=== JOBS ===
- a) Reproduce part of the video game recommendation write-up word for word, beginning with the words "### Background" and ending after the words "of \\$19.99 to \\$59.99.".
- b) According to the video game recommendation write-up, how many unique video games are in the dataset?

=== GIVEN PASSAGE ===
━━━━━━

# Video Game Recommendation Engine



### Overview:

Welcome to my project on creating a video game recommendation system. Many streaming services utilize recommendation systems to increase customer engagement with their platform. I wanted to create a similar system for video games to display new games for users to play. In this project, we will be using a content-based recommender system. Therefore, we will base our recommendations on titles, publishers, descriptions, genres, and tags that different items share. During this project, I will be utilizing the packages Pandas, Numpy, and Sklearn. These are all standard packages for data manipulation, mathematics, and machine learning applications.

Link for Dataset: https://www.kaggle.com/trolukovich/steam-games-complete-dataset

In [1]:
import pandas as pd
import numpy as np
from sklearn.metrics.pairwise import cosine_similarity
from sklearn.feature_extraction.text import CountVectorizer

In [2]:
Games = pd.read_csv('~/Downloads/steam_games 2.csv')

### Background
The dataset features 20 columns, many that will not be of use to this type of recommendation system. As well, there are 40,833 unique video games with unique characteristics. The recommendation system is designed to suit the needs of novice gamers. Therefore, we will be excluding free games and focusing on Triple-A titles. Triple-A games are video games produced or developed by a major publisher, which allocated a large budget for both development and marketing. Many novice gamers will be familiar with Triple-A games rather than small indie games. Most Triple-A titles retail price is \\$59.99, however, some games release months or years after their console release to the steam platform for a discount. Therefore we will limit our dataset to only titles with a price range of \\$19.99 to \\$59.99.

━━━━━━

=== GIVEN ENTRIES ===
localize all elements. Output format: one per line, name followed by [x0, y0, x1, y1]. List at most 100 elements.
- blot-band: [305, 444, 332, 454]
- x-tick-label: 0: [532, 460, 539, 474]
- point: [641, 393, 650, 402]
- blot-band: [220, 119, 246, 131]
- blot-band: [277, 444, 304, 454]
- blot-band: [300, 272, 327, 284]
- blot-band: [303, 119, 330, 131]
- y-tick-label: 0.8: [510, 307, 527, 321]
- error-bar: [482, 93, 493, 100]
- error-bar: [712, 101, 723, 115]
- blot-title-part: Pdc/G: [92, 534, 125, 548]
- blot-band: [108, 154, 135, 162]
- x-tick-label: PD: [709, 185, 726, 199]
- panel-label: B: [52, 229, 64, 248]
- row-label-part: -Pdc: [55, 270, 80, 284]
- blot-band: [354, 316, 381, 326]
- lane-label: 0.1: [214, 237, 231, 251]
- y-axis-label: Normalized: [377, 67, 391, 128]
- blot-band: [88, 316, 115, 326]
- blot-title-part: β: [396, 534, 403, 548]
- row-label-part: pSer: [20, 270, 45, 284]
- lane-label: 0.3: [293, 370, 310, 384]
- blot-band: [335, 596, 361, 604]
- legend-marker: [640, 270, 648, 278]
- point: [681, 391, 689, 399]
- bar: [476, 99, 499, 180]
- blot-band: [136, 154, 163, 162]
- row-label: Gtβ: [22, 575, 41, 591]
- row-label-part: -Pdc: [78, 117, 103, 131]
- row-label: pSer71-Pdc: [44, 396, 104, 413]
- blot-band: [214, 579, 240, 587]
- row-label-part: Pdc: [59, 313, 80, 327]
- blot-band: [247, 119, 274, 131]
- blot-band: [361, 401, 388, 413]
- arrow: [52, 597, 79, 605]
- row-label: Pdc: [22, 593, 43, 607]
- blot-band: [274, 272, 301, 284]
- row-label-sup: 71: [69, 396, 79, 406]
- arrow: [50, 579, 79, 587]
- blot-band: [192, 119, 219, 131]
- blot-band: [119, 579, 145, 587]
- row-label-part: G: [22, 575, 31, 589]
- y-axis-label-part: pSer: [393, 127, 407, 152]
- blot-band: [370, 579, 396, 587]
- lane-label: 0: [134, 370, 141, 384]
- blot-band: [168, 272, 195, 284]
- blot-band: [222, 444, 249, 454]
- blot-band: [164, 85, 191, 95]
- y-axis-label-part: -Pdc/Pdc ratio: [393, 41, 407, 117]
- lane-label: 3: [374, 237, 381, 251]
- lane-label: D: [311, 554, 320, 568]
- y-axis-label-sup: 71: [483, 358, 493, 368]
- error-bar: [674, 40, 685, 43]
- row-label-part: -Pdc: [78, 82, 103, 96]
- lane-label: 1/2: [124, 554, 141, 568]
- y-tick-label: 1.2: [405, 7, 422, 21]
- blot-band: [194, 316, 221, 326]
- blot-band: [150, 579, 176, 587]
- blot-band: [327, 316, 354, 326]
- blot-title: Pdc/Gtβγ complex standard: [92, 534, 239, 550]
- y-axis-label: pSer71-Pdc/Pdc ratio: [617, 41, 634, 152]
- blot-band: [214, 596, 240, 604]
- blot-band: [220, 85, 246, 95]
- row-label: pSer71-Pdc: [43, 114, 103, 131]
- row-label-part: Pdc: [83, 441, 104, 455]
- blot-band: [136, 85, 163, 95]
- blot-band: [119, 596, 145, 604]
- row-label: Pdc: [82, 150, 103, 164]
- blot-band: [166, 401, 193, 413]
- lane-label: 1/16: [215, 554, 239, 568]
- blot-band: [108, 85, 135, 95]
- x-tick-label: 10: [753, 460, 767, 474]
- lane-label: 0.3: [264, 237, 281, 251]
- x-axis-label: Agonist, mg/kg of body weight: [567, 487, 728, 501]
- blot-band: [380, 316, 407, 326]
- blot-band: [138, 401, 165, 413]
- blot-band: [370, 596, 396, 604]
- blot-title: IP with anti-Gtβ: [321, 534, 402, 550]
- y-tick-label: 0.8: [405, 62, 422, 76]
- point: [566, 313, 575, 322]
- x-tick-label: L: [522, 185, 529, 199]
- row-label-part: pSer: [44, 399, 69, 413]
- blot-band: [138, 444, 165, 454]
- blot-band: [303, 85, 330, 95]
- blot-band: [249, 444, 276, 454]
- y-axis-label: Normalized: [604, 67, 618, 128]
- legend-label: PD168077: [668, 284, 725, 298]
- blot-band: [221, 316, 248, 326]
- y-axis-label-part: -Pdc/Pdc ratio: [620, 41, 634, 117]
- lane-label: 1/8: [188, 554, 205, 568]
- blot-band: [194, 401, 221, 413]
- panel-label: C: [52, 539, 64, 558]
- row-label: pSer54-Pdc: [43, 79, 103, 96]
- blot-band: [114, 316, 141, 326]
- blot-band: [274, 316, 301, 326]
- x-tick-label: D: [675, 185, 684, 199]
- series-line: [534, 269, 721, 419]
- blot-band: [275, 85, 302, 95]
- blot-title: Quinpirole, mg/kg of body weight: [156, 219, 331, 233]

━━━━━━

=== COMPLETE ANSWERS ===
- a)
### Background
The dataset features 20 columns, many that will not be of use to this type of recommendation system. As well, there are 40,833 unique video games with unique characteristics. The recommendation system is designed to suit the needs of novice gamers. Therefore, we will be excluding free games and focusing on Triple-A titles. Triple-A games are video games produced or developed by a major publisher, which allocated a large budget for both development and marketing. Many novice gamers will be familiar with Triple-A games rather than small indie games. Most Triple-A titles retail price is \\$59.99, however, some games release months or years after their console release to the steam platform for a discount. Therefore we will limit our dataset to only titles with a price range of \\$19.99 to \\$59.99.

- b) 40,833